Transcribe the entries exactly; images are not part of the copy.

++++++++

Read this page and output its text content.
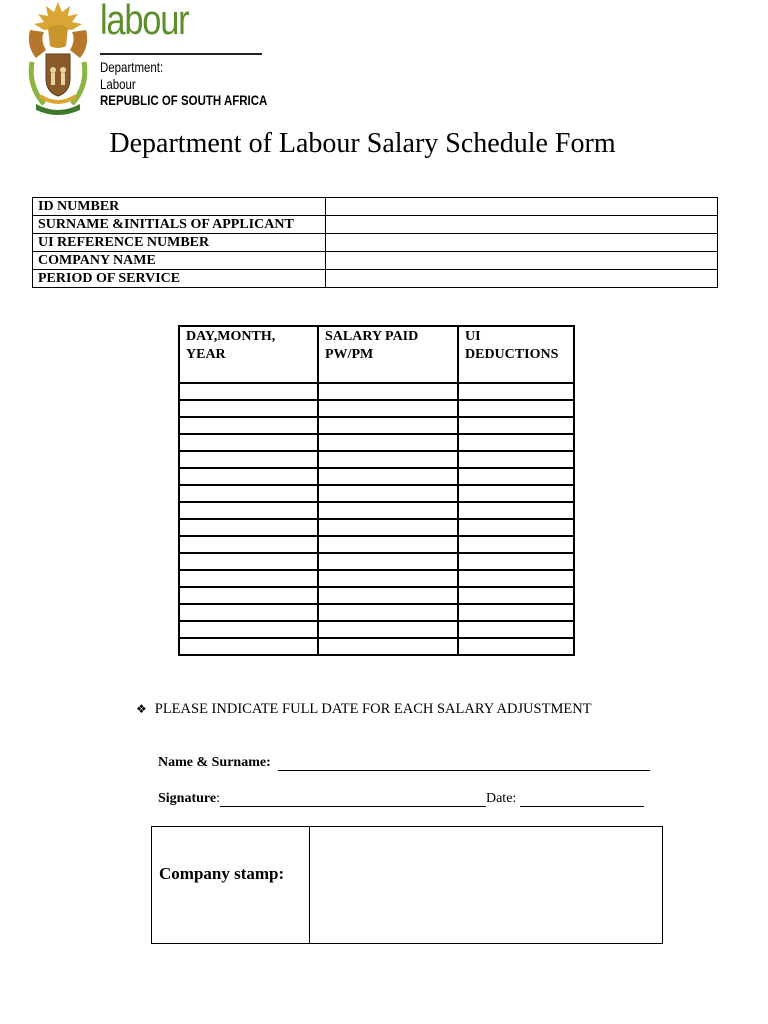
labour
Department:
Labour
REPUBLIC OF SOUTH AFRICA
Department of Labour Salary Schedule Form
ID NUMBER	
SURNAME &INITIALS OF APPLICANT	
UI REFERENCE NUMBER	
COMPANY NAME	
PERIOD OF SERVICE	
DAY,MONTH, YEAR	SALARY PAID PW/PM	UI DEDUCTIONS

❖ PLEASE INDICATE FULL DATE FOR EACH SALARY ADJUSTMENT
Name & Surname:
Signature:	Date:
Company stamp:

++++++++

In response:
Read this page and output its text content.
labour
Department:
Labour
REPUBLIC OF SOUTH AFRICA
Department of Labour Salary Schedule Form
ID NUMBER	
SURNAME &INITIALS OF APPLICANT	
UI REFERENCE NUMBER	
COMPANY NAME	
PERIOD OF SERVICE	
DAY,MONTH, YEAR	SALARY PAID PW/PM	UI DEDUCTIONS

❖ PLEASE INDICATE FULL DATE FOR EACH SALARY ADJUSTMENT
Name & Surname:
Signature:	Date:
Company stamp:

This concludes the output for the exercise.